→ **Aim**
Return exactly the span of lines that opens with the line containing "Parse this screenshot: output" and closes with the last line of the data, inclusive.

:: Entries ::

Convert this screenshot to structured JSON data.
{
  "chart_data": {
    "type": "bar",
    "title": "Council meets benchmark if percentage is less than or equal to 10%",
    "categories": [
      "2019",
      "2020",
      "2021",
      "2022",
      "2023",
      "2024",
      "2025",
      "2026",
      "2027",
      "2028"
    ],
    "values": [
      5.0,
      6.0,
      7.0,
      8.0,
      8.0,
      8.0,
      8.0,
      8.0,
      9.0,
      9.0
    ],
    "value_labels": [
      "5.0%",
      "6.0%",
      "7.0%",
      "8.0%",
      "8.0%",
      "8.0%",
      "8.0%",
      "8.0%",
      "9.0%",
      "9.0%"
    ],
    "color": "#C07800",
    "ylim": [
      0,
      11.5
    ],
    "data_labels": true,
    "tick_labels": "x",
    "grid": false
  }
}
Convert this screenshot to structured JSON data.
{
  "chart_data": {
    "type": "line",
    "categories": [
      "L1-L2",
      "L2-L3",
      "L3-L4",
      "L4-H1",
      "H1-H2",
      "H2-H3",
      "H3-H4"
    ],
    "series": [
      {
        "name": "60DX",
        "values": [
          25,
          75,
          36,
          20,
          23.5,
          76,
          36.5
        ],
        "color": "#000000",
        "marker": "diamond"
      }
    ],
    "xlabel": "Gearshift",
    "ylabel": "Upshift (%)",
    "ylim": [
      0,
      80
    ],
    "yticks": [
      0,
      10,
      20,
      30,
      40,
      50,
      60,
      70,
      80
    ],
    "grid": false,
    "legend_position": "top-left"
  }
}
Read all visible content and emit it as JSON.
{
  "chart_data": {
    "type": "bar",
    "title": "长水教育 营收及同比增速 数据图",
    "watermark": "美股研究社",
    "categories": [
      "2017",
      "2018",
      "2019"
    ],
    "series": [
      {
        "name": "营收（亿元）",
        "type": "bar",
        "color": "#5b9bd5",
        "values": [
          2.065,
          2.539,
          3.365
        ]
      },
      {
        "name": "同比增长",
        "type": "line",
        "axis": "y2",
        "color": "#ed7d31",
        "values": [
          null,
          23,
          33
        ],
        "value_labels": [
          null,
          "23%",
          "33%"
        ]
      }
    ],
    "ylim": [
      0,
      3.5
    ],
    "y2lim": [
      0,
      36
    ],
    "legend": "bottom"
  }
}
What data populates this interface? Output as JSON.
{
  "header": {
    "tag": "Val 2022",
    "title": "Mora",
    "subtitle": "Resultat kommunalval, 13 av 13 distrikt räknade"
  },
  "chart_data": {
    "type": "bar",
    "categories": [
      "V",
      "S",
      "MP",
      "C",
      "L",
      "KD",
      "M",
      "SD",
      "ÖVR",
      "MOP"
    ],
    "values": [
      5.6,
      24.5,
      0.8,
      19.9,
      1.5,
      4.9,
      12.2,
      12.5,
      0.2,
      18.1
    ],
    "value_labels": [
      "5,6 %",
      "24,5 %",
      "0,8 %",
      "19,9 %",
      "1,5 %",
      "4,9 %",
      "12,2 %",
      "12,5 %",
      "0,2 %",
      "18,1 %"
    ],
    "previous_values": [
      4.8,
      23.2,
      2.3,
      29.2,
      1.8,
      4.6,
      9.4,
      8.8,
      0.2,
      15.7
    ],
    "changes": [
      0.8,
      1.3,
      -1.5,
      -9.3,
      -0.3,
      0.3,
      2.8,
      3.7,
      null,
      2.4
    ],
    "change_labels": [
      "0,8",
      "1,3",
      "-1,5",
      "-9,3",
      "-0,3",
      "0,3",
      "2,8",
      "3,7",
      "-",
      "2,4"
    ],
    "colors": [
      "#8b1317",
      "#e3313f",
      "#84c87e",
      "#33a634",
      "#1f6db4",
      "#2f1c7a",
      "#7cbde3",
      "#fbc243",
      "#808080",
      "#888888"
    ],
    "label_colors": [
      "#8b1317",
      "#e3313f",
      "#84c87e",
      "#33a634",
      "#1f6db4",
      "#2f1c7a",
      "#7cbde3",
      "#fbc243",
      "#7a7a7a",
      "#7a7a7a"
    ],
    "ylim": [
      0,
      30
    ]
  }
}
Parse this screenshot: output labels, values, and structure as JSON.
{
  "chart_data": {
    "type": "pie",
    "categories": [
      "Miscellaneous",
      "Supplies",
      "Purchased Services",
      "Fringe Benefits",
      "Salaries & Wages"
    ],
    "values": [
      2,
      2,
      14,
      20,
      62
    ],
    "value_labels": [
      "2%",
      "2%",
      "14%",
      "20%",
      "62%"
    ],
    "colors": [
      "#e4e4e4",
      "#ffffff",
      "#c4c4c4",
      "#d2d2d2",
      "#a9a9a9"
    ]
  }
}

:::

→ **Output**
Parse this screenshot: output labels, values, and structure as JSON.
{
  "chart_data": {
    "type": "pie",
    "categories": [
      "Miscellaneous",
      "Supplies",
      "Purchased Services",
      "Fringe Benefits",
      "Salaries & Wages"
    ],
    "values": [
      2,
      2,
      14,
      20,
      62
    ],
    "value_labels": [
      "2%",
      "2%",
      "14%",
      "20%",
      "62%"
    ],
    "colors": [
      "#e4e4e4",
      "#ffffff",
      "#c4c4c4",
      "#d2d2d2",
      "#a9a9a9"
    ]
  }
}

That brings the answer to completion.